Element box entries >>
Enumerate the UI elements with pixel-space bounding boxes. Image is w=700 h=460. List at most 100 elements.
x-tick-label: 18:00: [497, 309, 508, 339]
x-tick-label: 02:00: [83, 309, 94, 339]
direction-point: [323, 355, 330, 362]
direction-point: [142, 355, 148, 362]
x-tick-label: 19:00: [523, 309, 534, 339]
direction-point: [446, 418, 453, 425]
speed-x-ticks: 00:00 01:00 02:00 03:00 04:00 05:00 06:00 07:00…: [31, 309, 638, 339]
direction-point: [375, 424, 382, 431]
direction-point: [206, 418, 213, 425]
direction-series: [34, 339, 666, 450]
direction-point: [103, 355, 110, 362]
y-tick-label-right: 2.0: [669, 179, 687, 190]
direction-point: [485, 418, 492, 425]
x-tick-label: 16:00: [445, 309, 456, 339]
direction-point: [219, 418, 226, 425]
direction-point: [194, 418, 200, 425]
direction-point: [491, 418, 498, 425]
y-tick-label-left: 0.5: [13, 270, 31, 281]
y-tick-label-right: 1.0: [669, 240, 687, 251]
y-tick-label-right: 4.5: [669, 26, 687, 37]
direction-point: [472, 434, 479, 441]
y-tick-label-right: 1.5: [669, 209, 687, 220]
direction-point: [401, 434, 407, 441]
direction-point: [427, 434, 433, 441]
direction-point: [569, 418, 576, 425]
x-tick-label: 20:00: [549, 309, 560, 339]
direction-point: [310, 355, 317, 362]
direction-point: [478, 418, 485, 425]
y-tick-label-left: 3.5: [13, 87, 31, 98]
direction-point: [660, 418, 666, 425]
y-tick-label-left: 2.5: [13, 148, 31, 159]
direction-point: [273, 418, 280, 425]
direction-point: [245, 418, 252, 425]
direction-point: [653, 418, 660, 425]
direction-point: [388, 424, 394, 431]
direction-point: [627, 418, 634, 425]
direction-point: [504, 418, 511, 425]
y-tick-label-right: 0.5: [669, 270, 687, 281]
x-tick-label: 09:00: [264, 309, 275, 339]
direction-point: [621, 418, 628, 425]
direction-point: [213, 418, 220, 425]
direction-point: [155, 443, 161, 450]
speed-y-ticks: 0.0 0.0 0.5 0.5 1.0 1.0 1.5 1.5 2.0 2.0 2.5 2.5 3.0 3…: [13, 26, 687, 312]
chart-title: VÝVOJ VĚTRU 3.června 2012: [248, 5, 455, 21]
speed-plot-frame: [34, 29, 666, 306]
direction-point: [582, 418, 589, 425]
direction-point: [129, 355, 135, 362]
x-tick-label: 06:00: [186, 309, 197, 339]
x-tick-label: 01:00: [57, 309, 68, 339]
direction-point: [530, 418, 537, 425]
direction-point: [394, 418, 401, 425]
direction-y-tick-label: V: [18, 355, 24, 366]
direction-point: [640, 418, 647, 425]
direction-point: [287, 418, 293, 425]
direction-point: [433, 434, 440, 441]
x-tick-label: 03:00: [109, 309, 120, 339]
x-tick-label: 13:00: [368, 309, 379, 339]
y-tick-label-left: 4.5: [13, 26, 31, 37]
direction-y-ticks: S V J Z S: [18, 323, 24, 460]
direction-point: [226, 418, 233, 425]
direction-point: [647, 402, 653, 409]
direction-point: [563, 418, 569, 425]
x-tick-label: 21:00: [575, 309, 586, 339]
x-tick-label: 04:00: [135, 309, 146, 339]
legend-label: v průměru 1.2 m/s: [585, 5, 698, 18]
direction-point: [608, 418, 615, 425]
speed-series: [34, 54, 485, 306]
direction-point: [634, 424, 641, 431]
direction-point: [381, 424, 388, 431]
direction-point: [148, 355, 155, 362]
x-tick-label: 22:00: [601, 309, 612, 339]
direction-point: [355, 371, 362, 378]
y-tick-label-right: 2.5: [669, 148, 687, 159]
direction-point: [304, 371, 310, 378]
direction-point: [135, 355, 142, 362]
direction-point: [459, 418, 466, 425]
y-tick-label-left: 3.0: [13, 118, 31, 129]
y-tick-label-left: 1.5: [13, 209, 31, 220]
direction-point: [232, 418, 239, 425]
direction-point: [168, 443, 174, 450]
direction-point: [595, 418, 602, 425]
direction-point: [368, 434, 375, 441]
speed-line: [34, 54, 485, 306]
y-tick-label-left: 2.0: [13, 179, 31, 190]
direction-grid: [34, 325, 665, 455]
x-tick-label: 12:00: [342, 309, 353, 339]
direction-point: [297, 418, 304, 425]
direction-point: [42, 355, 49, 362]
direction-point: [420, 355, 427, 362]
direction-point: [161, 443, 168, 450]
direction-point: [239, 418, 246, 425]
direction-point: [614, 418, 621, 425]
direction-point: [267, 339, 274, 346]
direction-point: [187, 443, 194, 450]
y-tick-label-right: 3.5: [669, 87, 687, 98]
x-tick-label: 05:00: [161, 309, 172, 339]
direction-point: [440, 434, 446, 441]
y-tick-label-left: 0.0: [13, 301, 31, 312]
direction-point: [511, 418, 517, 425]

Exercise objective >> Find each line in the entries above that contains the string "speed" and copy it out. Case counts.

Solution >>
speed-x-ticks: 00:00 01:00 02:00 03:00 04:00 05:00 06:00 07:00…: [31, 309, 638, 339]
speed-y-ticks: 0.0 0.0 0.5 0.5 1.0 1.0 1.5 1.5 2.0 2.0 2.5 2.5 3.0 3…: [13, 26, 687, 312]
speed-plot-frame: [34, 29, 666, 306]
speed-series: [34, 54, 485, 306]
speed-line: [34, 54, 485, 306]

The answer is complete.